Among the records below, find each line that includes the string "with" and copy it.

Items from a data source:
>>>
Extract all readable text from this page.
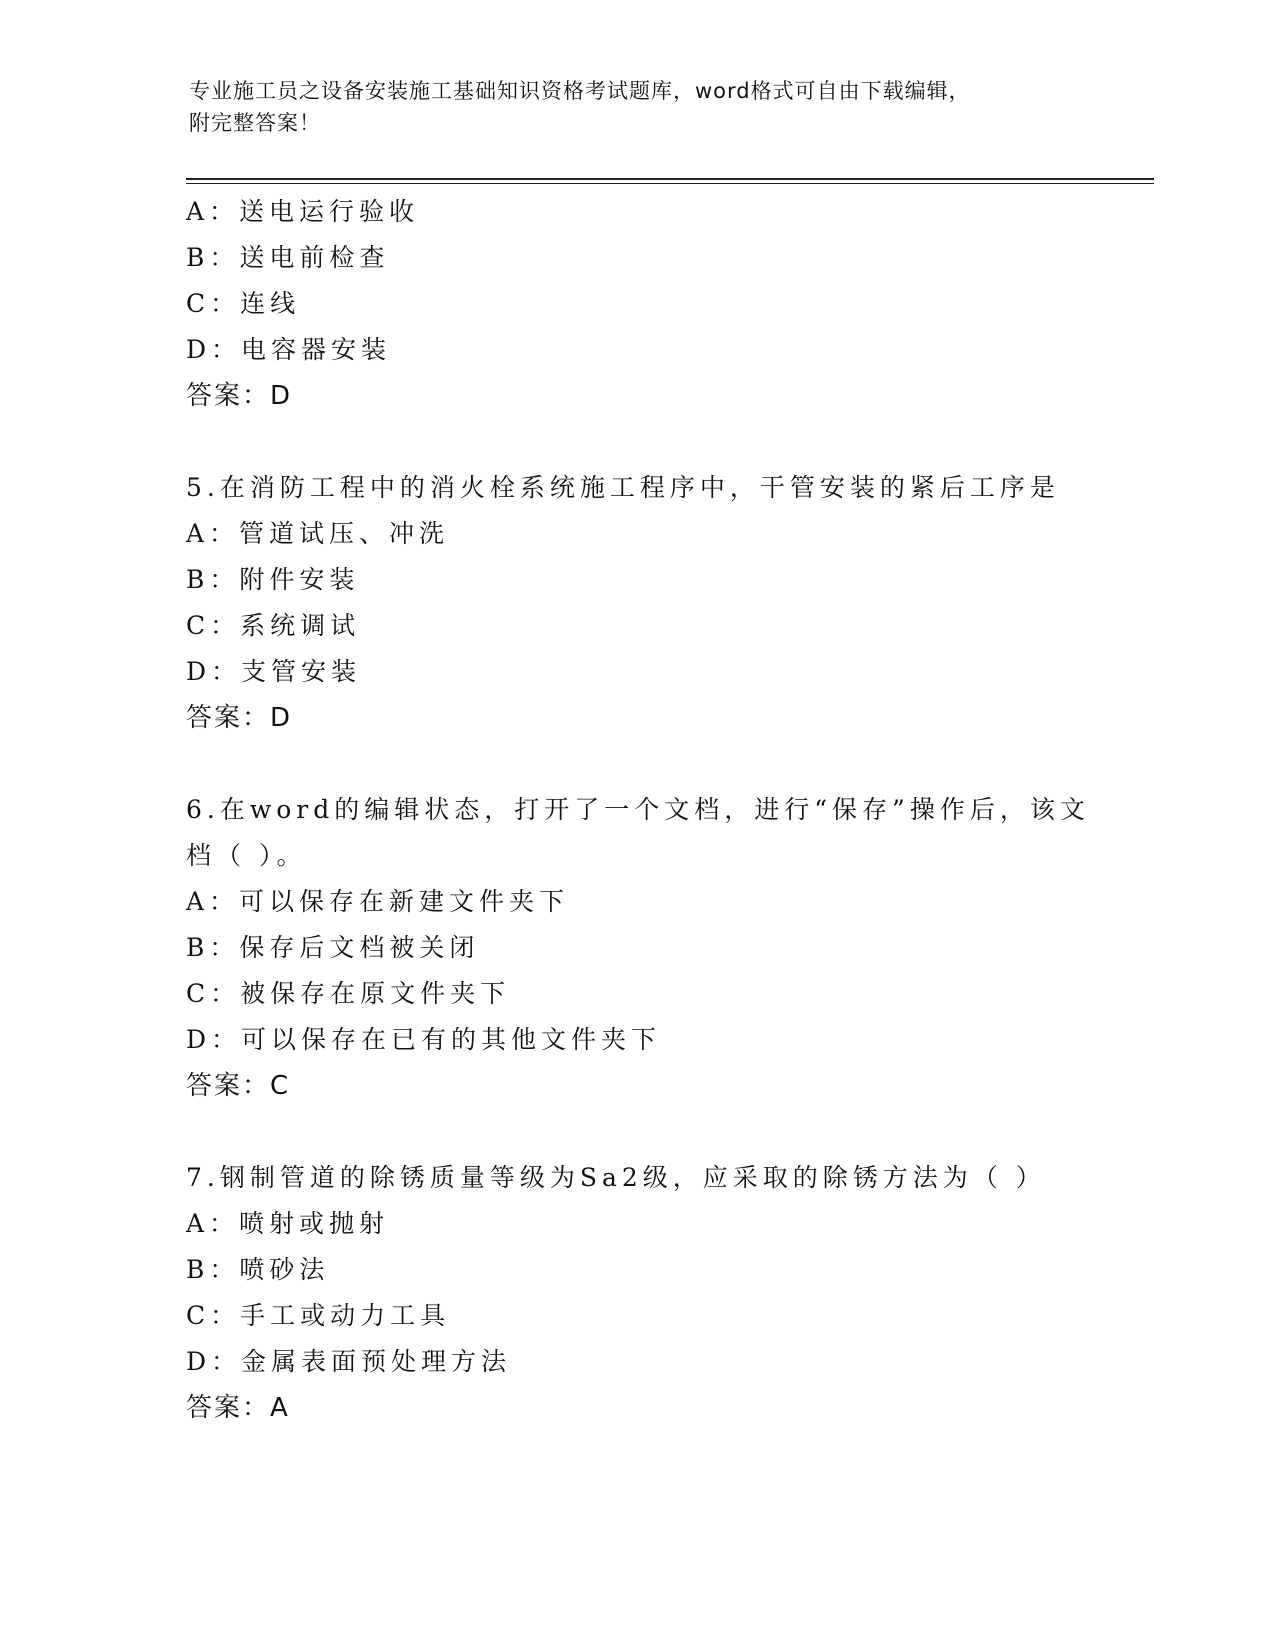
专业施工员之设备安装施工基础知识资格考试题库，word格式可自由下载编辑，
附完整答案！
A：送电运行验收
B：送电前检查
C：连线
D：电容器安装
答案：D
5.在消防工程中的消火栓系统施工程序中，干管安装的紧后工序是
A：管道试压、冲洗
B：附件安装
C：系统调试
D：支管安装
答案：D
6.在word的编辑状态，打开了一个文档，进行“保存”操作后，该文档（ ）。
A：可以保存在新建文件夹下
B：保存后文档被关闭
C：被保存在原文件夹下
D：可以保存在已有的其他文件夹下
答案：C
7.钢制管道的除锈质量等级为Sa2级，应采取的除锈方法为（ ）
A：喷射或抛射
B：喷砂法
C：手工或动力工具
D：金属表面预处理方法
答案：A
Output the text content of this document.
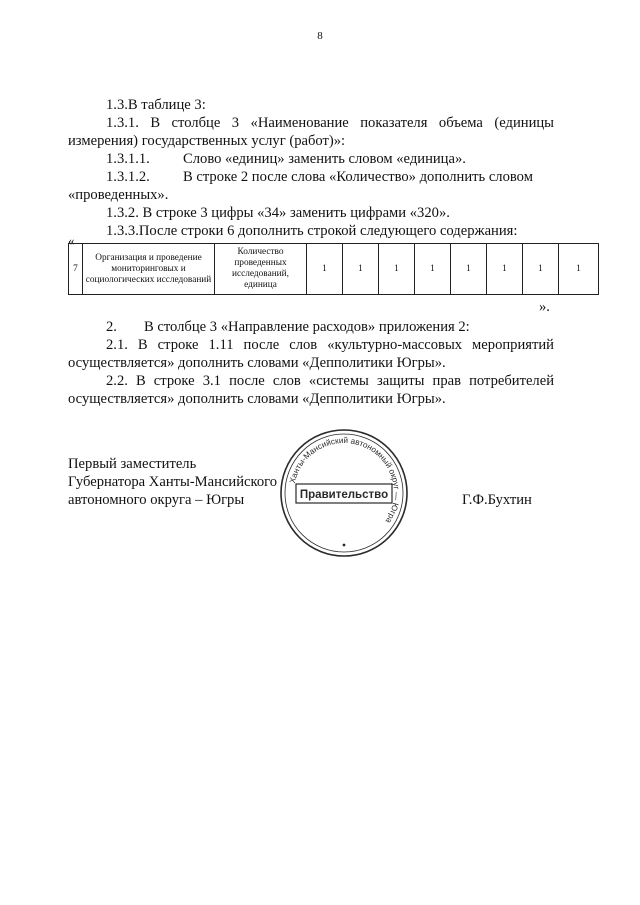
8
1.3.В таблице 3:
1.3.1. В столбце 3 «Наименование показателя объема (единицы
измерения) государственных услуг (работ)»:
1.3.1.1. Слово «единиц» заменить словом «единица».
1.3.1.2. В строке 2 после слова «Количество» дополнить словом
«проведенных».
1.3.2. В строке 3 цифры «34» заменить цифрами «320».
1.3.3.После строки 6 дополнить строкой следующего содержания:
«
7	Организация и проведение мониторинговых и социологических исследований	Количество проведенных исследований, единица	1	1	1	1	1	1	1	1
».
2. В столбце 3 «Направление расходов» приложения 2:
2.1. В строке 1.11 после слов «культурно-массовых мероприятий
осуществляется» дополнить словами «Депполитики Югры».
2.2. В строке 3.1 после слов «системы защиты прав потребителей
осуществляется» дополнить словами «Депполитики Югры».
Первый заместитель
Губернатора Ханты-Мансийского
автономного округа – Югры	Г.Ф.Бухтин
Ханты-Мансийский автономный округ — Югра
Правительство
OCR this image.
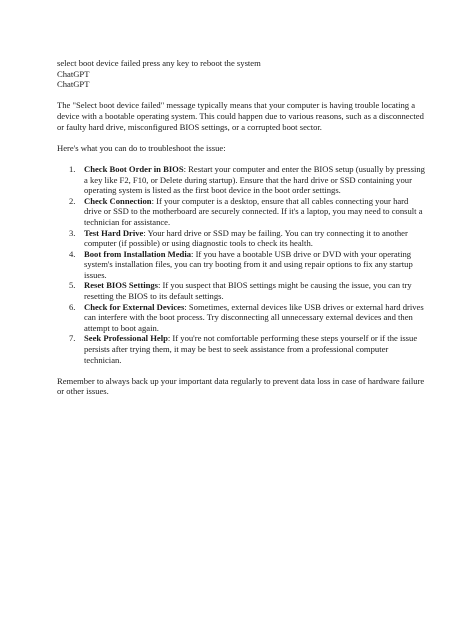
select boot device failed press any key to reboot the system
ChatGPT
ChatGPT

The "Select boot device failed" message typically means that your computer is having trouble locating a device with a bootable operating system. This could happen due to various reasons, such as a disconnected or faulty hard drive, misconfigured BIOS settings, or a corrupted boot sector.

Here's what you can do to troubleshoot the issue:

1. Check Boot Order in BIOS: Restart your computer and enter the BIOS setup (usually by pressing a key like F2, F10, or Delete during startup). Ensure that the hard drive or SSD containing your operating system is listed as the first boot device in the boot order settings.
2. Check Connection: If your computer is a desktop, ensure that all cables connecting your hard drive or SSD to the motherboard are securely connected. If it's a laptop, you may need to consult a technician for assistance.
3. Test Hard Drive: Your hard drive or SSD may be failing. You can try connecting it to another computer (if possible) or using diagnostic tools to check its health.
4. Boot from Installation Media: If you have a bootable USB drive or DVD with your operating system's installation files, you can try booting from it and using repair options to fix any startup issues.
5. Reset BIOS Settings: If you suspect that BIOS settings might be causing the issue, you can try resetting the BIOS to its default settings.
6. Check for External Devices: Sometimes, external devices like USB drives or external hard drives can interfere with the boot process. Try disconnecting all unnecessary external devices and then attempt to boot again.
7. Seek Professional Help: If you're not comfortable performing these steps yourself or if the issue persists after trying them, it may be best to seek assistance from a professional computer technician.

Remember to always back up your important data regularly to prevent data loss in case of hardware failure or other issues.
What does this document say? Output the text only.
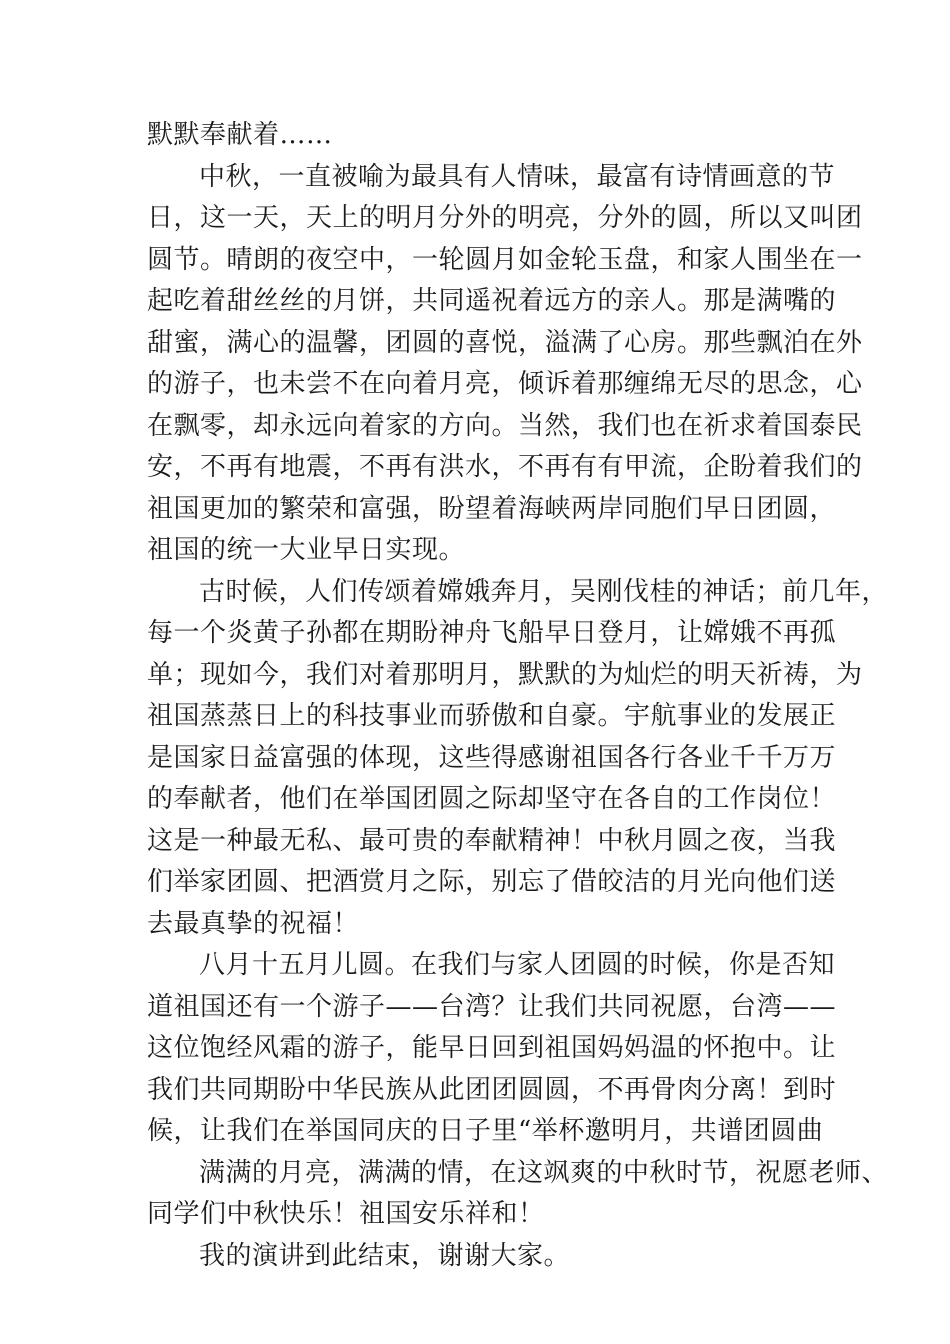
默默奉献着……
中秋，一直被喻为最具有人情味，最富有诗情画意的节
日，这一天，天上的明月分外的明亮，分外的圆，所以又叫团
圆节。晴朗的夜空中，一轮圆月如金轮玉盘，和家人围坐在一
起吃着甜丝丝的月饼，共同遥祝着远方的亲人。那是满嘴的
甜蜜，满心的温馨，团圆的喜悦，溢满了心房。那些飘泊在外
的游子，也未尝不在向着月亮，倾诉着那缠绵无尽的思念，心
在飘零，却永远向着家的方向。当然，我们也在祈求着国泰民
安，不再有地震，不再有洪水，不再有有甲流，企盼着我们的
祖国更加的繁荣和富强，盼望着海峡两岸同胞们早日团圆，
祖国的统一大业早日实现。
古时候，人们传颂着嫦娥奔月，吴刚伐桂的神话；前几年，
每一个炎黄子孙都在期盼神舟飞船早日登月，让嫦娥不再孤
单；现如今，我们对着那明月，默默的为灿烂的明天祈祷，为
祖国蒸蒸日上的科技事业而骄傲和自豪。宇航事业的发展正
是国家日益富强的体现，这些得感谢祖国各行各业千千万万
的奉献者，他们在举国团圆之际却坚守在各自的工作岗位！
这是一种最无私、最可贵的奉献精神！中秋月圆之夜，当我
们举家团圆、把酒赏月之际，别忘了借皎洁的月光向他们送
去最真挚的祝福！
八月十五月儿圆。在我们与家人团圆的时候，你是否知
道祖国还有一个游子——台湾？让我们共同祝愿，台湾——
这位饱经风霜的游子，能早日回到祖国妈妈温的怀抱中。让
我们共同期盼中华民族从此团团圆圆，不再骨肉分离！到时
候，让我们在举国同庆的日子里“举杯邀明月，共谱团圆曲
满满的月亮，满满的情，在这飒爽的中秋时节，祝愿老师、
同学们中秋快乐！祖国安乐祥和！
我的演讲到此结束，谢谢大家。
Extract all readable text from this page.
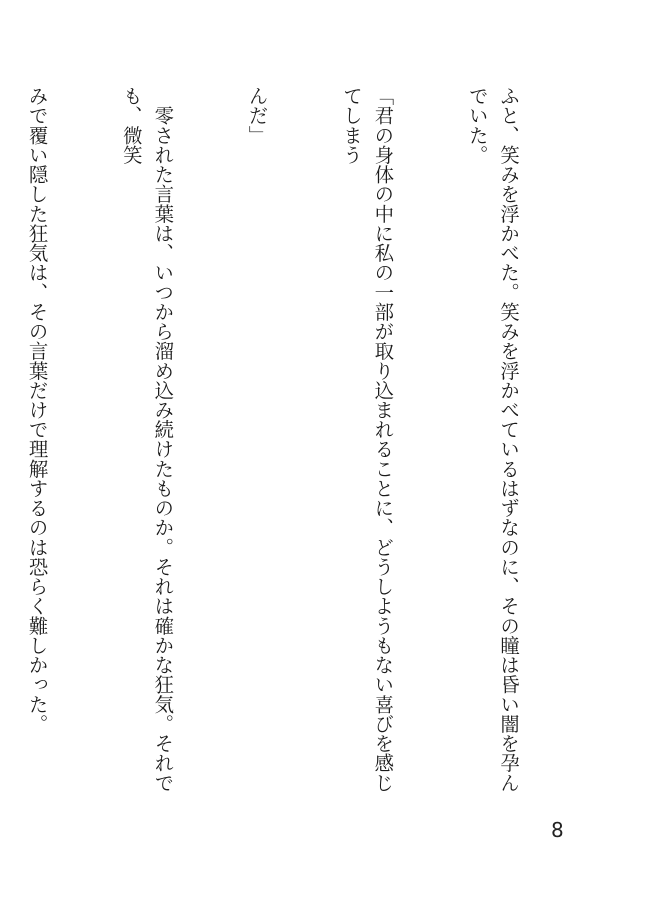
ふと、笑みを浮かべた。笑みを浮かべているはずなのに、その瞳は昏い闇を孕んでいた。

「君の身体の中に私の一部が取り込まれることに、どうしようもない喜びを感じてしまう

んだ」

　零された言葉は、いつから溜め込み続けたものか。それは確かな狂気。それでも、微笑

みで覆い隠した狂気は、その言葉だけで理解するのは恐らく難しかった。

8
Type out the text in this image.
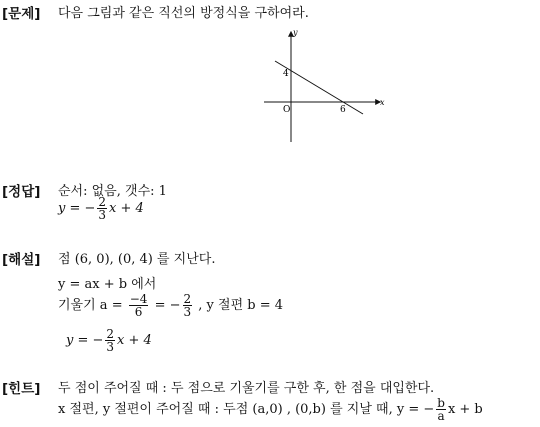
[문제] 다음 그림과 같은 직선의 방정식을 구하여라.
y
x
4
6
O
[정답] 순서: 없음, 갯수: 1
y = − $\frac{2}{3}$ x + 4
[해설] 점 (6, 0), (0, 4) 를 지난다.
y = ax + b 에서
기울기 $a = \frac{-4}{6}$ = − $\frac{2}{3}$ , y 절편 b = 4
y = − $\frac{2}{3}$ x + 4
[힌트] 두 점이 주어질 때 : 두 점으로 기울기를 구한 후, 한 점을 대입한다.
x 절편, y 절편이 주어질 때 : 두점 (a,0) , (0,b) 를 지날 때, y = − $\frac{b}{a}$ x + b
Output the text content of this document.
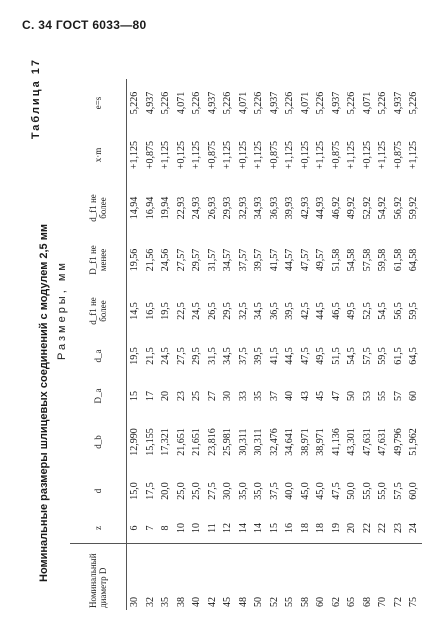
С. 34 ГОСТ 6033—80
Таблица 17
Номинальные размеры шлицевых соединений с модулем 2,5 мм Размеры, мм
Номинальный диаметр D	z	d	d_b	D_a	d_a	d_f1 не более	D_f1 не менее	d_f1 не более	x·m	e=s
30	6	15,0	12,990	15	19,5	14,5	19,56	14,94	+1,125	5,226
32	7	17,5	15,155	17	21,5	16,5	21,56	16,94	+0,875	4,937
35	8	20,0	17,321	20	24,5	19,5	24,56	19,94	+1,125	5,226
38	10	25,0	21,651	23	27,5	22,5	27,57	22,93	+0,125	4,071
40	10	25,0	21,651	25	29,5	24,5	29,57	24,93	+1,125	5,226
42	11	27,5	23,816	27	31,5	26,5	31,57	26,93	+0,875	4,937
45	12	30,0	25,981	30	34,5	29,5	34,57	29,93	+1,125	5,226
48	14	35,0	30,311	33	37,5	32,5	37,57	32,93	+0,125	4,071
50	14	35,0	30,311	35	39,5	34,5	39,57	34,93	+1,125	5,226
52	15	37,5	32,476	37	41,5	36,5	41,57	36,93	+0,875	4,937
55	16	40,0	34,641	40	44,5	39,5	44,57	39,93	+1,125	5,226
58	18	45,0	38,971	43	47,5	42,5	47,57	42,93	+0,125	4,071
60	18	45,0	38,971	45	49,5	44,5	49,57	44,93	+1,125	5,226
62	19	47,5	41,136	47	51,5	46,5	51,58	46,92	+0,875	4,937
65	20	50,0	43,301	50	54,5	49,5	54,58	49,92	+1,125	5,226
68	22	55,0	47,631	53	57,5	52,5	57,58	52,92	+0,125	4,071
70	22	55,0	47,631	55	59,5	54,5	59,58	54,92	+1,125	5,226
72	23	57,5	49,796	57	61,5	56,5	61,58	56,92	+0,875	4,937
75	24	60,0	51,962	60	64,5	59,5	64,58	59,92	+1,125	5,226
<<<
Written response:
The "Select boot device failed" message typically means that your computer is having trouble locating a device with a bootable operating system. This could happen due to various reasons, such as a disconnected or faulty hard drive, misconfigured BIOS settings, or a corrupted boot sector.
4. Boot from Installation Media: If you have a bootable USB drive or DVD with your operating system's installation files, you can try booting from it and using repair options to fix any startup issues.
6. Check for External Devices: Sometimes, external devices like USB drives or external hard drives can interfere with the boot process. Try disconnecting all unnecessary external devices and then attempt to boot again.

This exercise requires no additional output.